WHAT TO PRODUCE ▸ Leave out the pictures and repeat the rest of the material exactly.

╭──

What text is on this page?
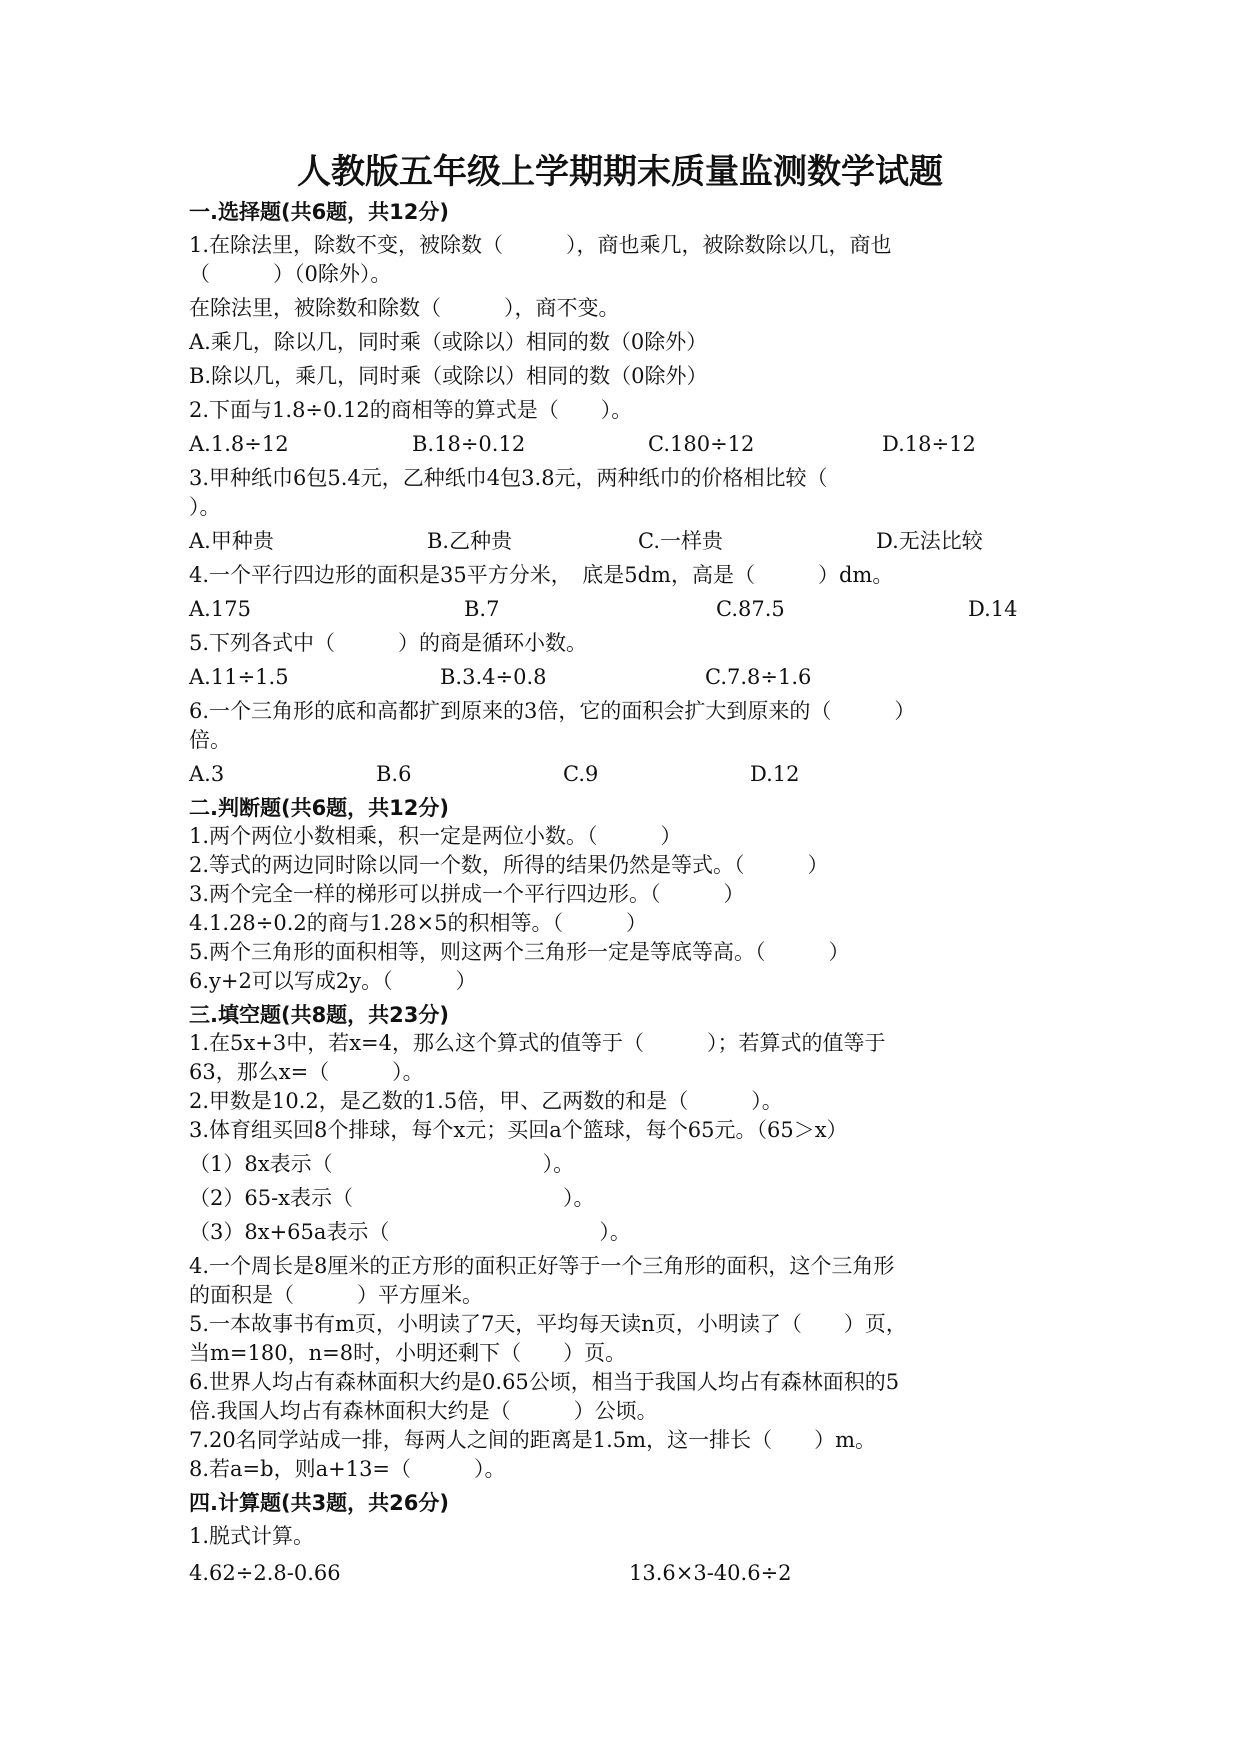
人教版五年级上学期期末质量监测数学试题
一.选择题(共6题，共12分)
1.在除法里，除数不变，被除数（　　　），商也乘几，被除数除以几，商也
（　　　）（0除外）。
在除法里，被除数和除数（　　　），商不变。
A.乘几，除以几，同时乘（或除以）相同的数（0除外）
B.除以几，乘几，同时乘（或除以）相同的数（0除外）
2.下面与1.8÷0.12的商相等的算式是（　　）。
A.1.8÷12	B.18÷0.12	C.180÷12	D.18÷12
3.甲种纸巾6包5.4元，乙种纸巾4包3.8元，两种纸巾的价格相比较（
）。
A.甲种贵	B.乙种贵	C.一样贵	D.无法比较
4.一个平行四边形的面积是35平方分米，　底是5dm，高是（　　　）dm。
A.175	B.7	C.87.5	D.14
5.下列各式中（　　　）的商是循环小数。
A.11÷1.5	B.3.4÷0.8	C.7.8÷1.6
6.一个三角形的底和高都扩到原来的3倍，它的面积会扩大到原来的（　　　）
倍。
A.3	B.6	C.9	D.12
二.判断题(共6题，共12分)
1.两个两位小数相乘，积一定是两位小数。（　　　）
2.等式的两边同时除以同一个数，所得的结果仍然是等式。（　　　）
3.两个完全一样的梯形可以拼成一个平行四边形。（　　　）
4.1.28÷0.2的商与1.28×5的积相等。（　　　）
5.两个三角形的面积相等，则这两个三角形一定是等底等高。（　　　）
6.y+2可以写成2y。（　　　）
三.填空题(共8题，共23分)
1.在5x+3中，若x=4，那么这个算式的值等于（　　　）；若算式的值等于
63，那么x=（　　　）。
2.甲数是10.2，是乙数的1.5倍，甲、乙两数的和是（　　　）。
3.体育组买回8个排球，每个x元；买回a个篮球，每个65元。（65＞x）
（1）8x表示（　　　　　　　　　　）。
（2）65-x表示（　　　　　　　　　　）。
（3）8x+65a表示（　　　　　　　　　　）。
4.一个周长是8厘米的正方形的面积正好等于一个三角形的面积，这个三角形
的面积是（　　　）平方厘米。
5.一本故事书有m页，小明读了7天，平均每天读n页，小明读了（　　）页，
当m=180，n=8时，小明还剩下（　　）页。
6.世界人均占有森林面积大约是0.65公顷，相当于我国人均占有森林面积的5
倍.我国人均占有森林面积大约是（　　　）公顷。
7.20名同学站成一排，每两人之间的距离是1.5m，这一排长（　　）m。
8.若a=b，则a+13=（　　　）。
四.计算题(共3题，共26分)
1.脱式计算。
4.62÷2.8-0.66	13.6×3-40.6÷2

╰──

ANSWER FOR THIS EXERCISE ▸
What text is on this page?
人教版五年级上学期期末质量监测数学试题
一.选择题(共6题，共12分)
1.在除法里，除数不变，被除数（　　　），商也乘几，被除数除以几，商也
（　　　）（0除外）。
在除法里，被除数和除数（　　　），商不变。
A.乘几，除以几，同时乘（或除以）相同的数（0除外）
B.除以几，乘几，同时乘（或除以）相同的数（0除外）
2.下面与1.8÷0.12的商相等的算式是（　　）。
A.1.8÷12	B.18÷0.12	C.180÷12	D.18÷12
3.甲种纸巾6包5.4元，乙种纸巾4包3.8元，两种纸巾的价格相比较（
）。
A.甲种贵	B.乙种贵	C.一样贵	D.无法比较
4.一个平行四边形的面积是35平方分米，　底是5dm，高是（　　　）dm。
A.175	B.7	C.87.5	D.14
5.下列各式中（　　　）的商是循环小数。
A.11÷1.5	B.3.4÷0.8	C.7.8÷1.6
6.一个三角形的底和高都扩到原来的3倍，它的面积会扩大到原来的（　　　）
倍。
A.3	B.6	C.9	D.12
二.判断题(共6题，共12分)
1.两个两位小数相乘，积一定是两位小数。（　　　）
2.等式的两边同时除以同一个数，所得的结果仍然是等式。（　　　）
3.两个完全一样的梯形可以拼成一个平行四边形。（　　　）
4.1.28÷0.2的商与1.28×5的积相等。（　　　）
5.两个三角形的面积相等，则这两个三角形一定是等底等高。（　　　）
6.y+2可以写成2y。（　　　）
三.填空题(共8题，共23分)
1.在5x+3中，若x=4，那么这个算式的值等于（　　　）；若算式的值等于
63，那么x=（　　　）。
2.甲数是10.2，是乙数的1.5倍，甲、乙两数的和是（　　　）。
3.体育组买回8个排球，每个x元；买回a个篮球，每个65元。（65＞x）
（1）8x表示（　　　　　　　　　　）。
（2）65-x表示（　　　　　　　　　　）。
（3）8x+65a表示（　　　　　　　　　　）。
4.一个周长是8厘米的正方形的面积正好等于一个三角形的面积，这个三角形
的面积是（　　　）平方厘米。
5.一本故事书有m页，小明读了7天，平均每天读n页，小明读了（　　）页，
当m=180，n=8时，小明还剩下（　　）页。
6.世界人均占有森林面积大约是0.65公顷，相当于我国人均占有森林面积的5
倍.我国人均占有森林面积大约是（　　　）公顷。
7.20名同学站成一排，每两人之间的距离是1.5m，这一排长（　　）m。
8.若a=b，则a+13=（　　　）。
四.计算题(共3题，共26分)
1.脱式计算。
4.62÷2.8-0.66	13.6×3-40.6÷2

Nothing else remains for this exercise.